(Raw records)
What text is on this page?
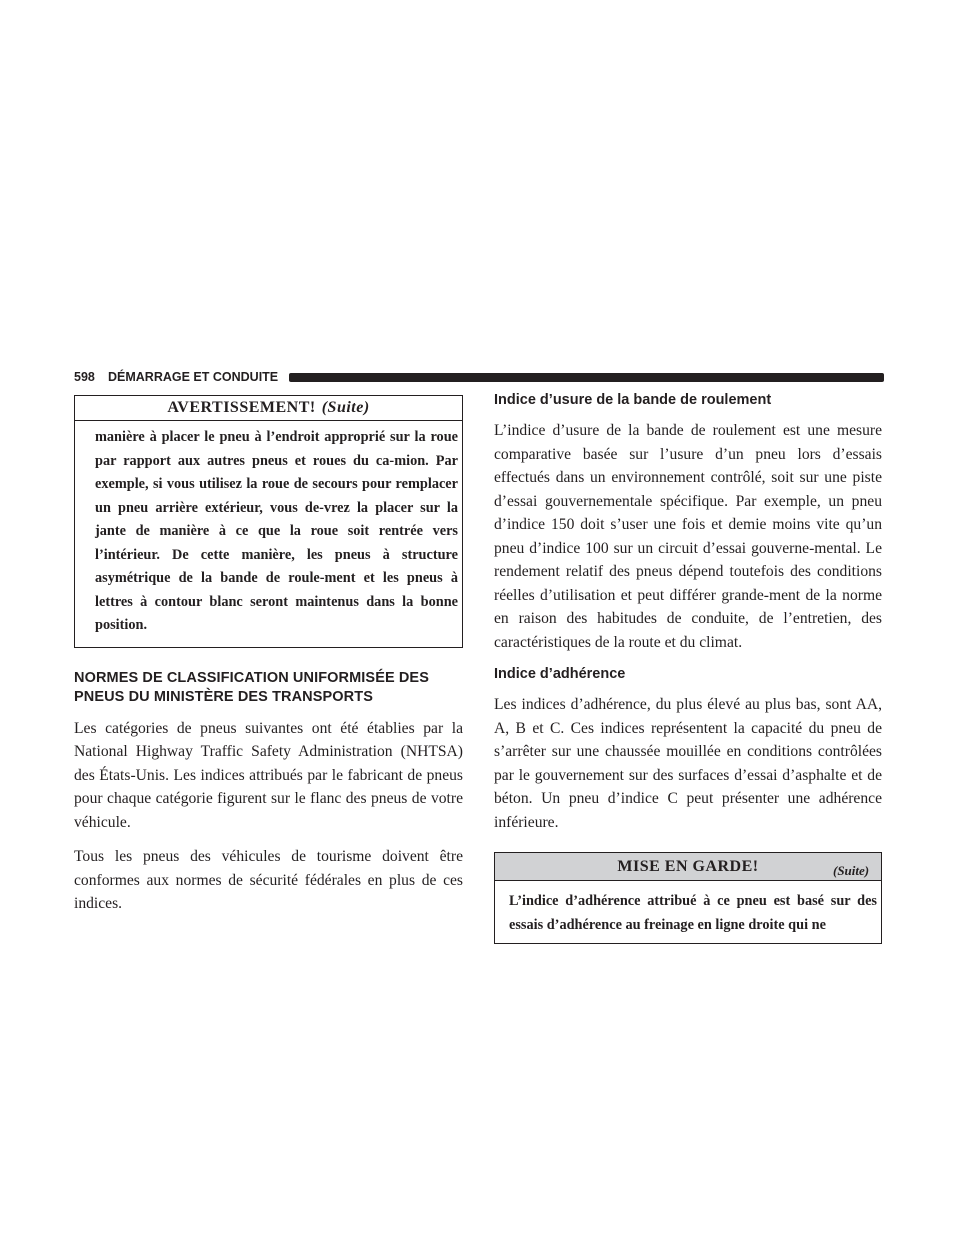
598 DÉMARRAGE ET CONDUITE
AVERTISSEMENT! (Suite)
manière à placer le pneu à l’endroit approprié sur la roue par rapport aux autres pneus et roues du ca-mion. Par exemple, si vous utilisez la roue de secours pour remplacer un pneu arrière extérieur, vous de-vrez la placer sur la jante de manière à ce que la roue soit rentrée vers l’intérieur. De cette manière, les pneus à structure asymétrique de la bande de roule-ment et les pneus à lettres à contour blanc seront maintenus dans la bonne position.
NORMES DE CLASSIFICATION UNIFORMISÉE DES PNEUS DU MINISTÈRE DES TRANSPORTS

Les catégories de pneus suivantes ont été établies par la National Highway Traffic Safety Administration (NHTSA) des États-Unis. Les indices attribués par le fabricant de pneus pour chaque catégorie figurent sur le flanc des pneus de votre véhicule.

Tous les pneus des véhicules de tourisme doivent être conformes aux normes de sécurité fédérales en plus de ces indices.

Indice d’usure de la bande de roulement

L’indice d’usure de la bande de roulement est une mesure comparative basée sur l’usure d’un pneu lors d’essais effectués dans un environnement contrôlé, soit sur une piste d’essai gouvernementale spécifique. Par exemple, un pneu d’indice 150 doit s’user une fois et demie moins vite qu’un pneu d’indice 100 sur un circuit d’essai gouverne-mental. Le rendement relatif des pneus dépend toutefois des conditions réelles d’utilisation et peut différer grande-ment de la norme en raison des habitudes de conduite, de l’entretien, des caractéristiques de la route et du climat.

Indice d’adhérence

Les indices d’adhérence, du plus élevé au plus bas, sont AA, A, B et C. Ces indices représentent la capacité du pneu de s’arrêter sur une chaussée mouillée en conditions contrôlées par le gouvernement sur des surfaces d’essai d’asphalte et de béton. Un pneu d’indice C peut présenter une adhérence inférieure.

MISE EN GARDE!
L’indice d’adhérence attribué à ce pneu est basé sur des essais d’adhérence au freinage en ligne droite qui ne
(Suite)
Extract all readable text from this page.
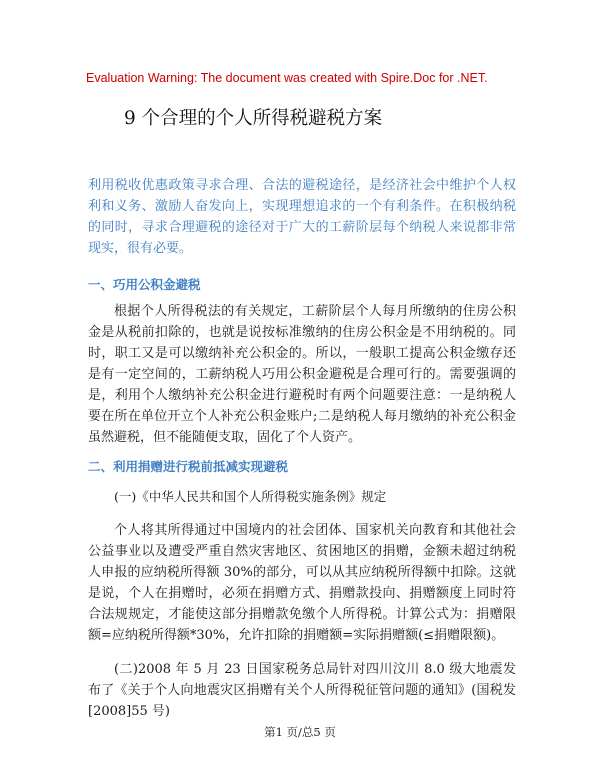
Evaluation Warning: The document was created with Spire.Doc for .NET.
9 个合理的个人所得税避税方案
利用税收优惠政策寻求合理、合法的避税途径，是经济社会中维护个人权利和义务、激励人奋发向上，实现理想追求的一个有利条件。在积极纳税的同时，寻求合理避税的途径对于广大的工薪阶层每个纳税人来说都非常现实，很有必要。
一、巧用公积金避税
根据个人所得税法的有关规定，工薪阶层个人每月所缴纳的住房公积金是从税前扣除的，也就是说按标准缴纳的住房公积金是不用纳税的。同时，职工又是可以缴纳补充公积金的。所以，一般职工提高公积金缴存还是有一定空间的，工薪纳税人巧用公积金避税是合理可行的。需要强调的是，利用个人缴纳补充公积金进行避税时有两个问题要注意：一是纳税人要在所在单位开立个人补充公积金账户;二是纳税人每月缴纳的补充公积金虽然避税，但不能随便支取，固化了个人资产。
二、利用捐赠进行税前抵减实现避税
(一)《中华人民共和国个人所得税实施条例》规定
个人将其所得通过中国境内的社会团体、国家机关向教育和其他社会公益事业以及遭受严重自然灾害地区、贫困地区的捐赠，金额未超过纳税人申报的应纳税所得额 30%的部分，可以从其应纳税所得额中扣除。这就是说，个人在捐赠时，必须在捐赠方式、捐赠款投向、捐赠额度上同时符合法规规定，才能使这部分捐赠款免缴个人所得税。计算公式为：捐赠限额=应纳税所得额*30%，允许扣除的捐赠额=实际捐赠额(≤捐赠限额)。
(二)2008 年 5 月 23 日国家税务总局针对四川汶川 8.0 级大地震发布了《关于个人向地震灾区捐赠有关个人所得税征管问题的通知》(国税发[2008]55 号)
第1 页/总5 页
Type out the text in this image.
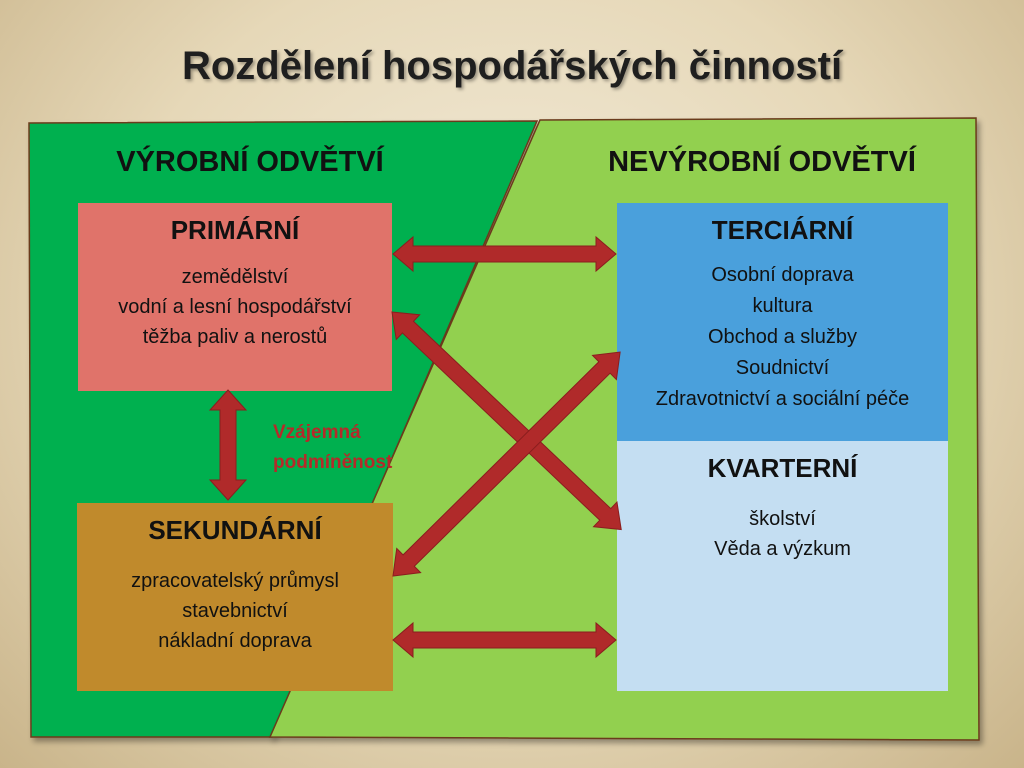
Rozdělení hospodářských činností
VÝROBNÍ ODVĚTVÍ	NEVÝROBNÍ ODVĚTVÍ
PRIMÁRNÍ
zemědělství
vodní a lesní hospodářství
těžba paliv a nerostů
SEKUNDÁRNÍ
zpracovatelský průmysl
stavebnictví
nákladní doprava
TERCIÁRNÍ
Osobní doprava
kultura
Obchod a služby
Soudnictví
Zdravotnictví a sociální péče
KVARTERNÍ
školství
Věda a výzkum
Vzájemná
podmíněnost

**Set problem**
Quote the preceding listing precisely and completely, omitting its images.

**Answer to the task**
What text is on this page?
598 DÉMARRAGE ET CONDUITE
AVERTISSEMENT! (Suite)
manière à placer le pneu à l’endroit approprié sur la roue par rapport aux autres pneus et roues du ca-mion. Par exemple, si vous utilisez la roue de secours pour remplacer un pneu arrière extérieur, vous de-vrez la placer sur la jante de manière à ce que la roue soit rentrée vers l’intérieur. De cette manière, les pneus à structure asymétrique de la bande de roule-ment et les pneus à lettres à contour blanc seront maintenus dans la bonne position.
NORMES DE CLASSIFICATION UNIFORMISÉE DES PNEUS DU MINISTÈRE DES TRANSPORTS

Les catégories de pneus suivantes ont été établies par la National Highway Traffic Safety Administration (NHTSA) des États-Unis. Les indices attribués par le fabricant de pneus pour chaque catégorie figurent sur le flanc des pneus de votre véhicule.

Tous les pneus des véhicules de tourisme doivent être conformes aux normes de sécurité fédérales en plus de ces indices.

Indice d’usure de la bande de roulement

L’indice d’usure de la bande de roulement est une mesure comparative basée sur l’usure d’un pneu lors d’essais effectués dans un environnement contrôlé, soit sur une piste d’essai gouvernementale spécifique. Par exemple, un pneu d’indice 150 doit s’user une fois et demie moins vite qu’un pneu d’indice 100 sur un circuit d’essai gouverne-mental. Le rendement relatif des pneus dépend toutefois des conditions réelles d’utilisation et peut différer grande-ment de la norme en raison des habitudes de conduite, de l’entretien, des caractéristiques de la route et du climat.

Indice d’adhérence

Les indices d’adhérence, du plus élevé au plus bas, sont AA, A, B et C. Ces indices représentent la capacité du pneu de s’arrêter sur une chaussée mouillée en conditions contrôlées par le gouvernement sur des surfaces d’essai d’asphalte et de béton. Un pneu d’indice C peut présenter une adhérence inférieure.

MISE EN GARDE!
L’indice d’adhérence attribué à ce pneu est basé sur des essais d’adhérence au freinage en ligne droite qui ne
(Suite)
Extract all readable text from this page.
Evaluation Warning: The document was created with Spire.Doc for .NET.
9 个合理的个人所得税避税方案
利用税收优惠政策寻求合理、合法的避税途径，是经济社会中维护个人权利和义务、激励人奋发向上，实现理想追求的一个有利条件。在积极纳税的同时，寻求合理避税的途径对于广大的工薪阶层每个纳税人来说都非常现实，很有必要。
一、巧用公积金避税
根据个人所得税法的有关规定，工薪阶层个人每月所缴纳的住房公积金是从税前扣除的，也就是说按标准缴纳的住房公积金是不用纳税的。同时，职工又是可以缴纳补充公积金的。所以，一般职工提高公积金缴存还是有一定空间的，工薪纳税人巧用公积金避税是合理可行的。需要强调的是，利用个人缴纳补充公积金进行避税时有两个问题要注意：一是纳税人要在所在单位开立个人补充公积金账户;二是纳税人每月缴纳的补充公积金虽然避税，但不能随便支取，固化了个人资产。
二、利用捐赠进行税前抵减实现避税
(一)《中华人民共和国个人所得税实施条例》规定
个人将其所得通过中国境内的社会团体、国家机关向教育和其他社会公益事业以及遭受严重自然灾害地区、贫困地区的捐赠，金额未超过纳税人申报的应纳税所得额 30%的部分，可以从其应纳税所得额中扣除。这就是说，个人在捐赠时，必须在捐赠方式、捐赠款投向、捐赠额度上同时符合法规规定，才能使这部分捐赠款免缴个人所得税。计算公式为：捐赠限额=应纳税所得额*30%，允许扣除的捐赠额=实际捐赠额(≤捐赠限额)。
(二)2008 年 5 月 23 日国家税务总局针对四川汶川 8.0 级大地震发布了《关于个人向地震灾区捐赠有关个人所得税征管问题的通知》(国税发[2008]55 号)
第1 页/总5 页
Type out the text in this image.
Rozdělení hospodářských činností
VÝROBNÍ ODVĚTVÍ	NEVÝROBNÍ ODVĚTVÍ
PRIMÁRNÍ
zemědělství
vodní a lesní hospodářství
těžba paliv a nerostů
SEKUNDÁRNÍ
zpracovatelský průmysl
stavebnictví
nákladní doprava
TERCIÁRNÍ
Osobní doprava
kultura
Obchod a služby
Soudnictví
Zdravotnictví a sociální péče
KVARTERNÍ
školství
Věda a výzkum
Vzájemná
podmíněnost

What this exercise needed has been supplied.